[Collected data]
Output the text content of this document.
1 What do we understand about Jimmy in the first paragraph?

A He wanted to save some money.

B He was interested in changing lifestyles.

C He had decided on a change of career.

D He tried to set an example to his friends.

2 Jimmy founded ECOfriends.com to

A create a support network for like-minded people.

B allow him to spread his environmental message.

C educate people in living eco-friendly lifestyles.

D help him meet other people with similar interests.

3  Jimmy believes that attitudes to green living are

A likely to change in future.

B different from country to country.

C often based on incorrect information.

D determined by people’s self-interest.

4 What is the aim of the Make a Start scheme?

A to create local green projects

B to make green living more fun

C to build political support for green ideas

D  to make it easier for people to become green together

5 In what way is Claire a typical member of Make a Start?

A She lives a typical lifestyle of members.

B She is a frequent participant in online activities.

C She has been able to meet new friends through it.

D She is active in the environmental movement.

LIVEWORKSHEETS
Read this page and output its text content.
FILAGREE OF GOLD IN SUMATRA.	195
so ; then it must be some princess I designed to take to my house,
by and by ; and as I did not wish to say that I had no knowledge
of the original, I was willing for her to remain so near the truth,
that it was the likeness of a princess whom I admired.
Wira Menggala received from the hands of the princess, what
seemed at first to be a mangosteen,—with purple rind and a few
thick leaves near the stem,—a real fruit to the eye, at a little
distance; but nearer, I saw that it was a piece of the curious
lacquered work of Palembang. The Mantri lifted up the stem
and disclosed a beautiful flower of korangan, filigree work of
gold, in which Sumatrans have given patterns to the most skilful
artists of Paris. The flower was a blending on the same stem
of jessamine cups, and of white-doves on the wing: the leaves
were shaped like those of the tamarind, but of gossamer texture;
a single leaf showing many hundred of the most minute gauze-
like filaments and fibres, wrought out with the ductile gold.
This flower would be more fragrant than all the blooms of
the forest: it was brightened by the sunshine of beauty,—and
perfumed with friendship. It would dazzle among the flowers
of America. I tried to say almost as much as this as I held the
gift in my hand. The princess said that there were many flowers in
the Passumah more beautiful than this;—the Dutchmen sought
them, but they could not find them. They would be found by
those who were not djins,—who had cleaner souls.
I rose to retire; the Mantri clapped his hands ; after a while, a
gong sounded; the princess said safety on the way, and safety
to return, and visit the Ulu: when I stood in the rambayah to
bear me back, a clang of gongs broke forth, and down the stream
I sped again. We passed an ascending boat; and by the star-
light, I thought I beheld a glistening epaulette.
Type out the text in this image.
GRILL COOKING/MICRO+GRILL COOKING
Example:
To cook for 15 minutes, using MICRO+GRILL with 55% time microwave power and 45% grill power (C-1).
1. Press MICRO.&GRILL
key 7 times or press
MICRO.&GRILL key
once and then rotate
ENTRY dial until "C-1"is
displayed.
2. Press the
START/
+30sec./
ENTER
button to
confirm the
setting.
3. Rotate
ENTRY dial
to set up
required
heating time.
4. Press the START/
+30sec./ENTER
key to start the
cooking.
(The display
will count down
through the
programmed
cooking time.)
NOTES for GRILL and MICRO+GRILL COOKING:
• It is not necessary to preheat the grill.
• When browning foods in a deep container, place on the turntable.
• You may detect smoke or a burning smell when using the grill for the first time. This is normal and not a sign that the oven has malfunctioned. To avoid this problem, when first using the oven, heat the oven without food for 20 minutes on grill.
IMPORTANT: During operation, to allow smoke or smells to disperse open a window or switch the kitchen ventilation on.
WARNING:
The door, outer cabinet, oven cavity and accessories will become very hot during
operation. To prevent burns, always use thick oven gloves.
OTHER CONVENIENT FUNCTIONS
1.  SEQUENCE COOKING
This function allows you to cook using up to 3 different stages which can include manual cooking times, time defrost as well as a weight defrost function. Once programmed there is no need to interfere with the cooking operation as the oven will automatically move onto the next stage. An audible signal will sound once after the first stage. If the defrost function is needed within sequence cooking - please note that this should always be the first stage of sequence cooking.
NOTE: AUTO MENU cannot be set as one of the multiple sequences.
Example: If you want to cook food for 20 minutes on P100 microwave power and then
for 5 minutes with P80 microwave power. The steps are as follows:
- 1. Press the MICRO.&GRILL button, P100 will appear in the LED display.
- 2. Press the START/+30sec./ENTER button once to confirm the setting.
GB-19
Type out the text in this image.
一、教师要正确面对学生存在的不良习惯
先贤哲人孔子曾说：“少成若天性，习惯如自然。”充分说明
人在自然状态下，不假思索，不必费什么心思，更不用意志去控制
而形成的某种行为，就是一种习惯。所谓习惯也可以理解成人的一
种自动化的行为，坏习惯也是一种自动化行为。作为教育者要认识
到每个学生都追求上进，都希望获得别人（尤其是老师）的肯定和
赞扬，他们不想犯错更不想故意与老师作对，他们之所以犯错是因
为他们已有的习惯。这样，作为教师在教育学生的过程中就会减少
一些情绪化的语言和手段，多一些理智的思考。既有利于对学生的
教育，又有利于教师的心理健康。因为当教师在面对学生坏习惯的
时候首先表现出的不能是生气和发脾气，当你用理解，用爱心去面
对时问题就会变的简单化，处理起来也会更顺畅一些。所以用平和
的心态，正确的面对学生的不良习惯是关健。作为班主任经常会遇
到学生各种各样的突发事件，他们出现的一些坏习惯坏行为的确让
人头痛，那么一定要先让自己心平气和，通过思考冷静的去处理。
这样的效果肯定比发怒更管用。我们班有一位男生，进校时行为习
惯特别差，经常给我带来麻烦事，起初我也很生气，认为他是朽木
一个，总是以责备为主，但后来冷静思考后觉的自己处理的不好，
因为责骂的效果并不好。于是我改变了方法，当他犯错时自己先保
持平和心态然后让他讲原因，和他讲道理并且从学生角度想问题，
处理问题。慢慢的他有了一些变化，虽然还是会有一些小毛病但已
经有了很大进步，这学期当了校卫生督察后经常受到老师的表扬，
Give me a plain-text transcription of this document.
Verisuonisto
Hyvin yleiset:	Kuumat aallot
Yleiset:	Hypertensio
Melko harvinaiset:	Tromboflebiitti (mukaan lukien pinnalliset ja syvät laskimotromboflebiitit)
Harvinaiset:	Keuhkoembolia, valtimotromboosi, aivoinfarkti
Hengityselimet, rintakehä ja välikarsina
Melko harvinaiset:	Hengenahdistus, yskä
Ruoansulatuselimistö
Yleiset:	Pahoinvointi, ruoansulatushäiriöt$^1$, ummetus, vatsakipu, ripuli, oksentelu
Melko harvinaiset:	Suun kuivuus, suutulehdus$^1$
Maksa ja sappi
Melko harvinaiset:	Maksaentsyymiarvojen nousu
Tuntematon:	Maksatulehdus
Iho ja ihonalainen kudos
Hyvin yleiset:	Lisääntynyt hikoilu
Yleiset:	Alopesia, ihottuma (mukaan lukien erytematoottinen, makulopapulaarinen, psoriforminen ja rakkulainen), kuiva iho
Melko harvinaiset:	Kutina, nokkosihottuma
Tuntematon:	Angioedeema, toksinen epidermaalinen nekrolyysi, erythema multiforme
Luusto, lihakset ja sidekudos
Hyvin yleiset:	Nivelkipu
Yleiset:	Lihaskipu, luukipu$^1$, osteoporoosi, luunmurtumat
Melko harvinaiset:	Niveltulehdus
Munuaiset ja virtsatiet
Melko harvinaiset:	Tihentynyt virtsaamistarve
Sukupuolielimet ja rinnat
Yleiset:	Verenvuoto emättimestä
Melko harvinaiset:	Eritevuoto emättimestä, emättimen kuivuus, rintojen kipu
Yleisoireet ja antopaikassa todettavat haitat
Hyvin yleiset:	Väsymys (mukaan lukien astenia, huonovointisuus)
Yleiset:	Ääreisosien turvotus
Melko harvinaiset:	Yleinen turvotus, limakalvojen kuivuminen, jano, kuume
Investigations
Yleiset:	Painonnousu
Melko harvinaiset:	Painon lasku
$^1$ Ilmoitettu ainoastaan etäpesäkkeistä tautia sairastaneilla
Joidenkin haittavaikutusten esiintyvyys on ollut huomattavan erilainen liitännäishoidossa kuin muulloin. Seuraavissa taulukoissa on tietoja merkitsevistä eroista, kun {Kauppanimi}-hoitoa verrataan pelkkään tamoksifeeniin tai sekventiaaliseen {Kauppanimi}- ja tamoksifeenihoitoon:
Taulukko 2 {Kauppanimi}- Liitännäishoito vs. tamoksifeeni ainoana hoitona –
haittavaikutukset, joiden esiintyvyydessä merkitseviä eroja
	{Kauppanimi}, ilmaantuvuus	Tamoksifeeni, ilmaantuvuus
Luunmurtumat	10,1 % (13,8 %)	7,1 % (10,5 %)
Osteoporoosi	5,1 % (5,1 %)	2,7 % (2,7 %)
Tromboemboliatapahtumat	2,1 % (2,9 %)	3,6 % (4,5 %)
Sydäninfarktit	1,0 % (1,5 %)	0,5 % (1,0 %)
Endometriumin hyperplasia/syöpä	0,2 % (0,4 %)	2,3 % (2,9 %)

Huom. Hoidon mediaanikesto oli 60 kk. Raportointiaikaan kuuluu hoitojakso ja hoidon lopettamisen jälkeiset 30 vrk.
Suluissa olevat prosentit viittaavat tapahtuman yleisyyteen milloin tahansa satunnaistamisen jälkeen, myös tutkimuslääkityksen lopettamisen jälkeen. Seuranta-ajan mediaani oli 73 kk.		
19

*TASK REQUIREMENTS*: Tally how many lines of the records hold the word "more". Answer with the number only.

*EXERCISE OUTPUT*: 3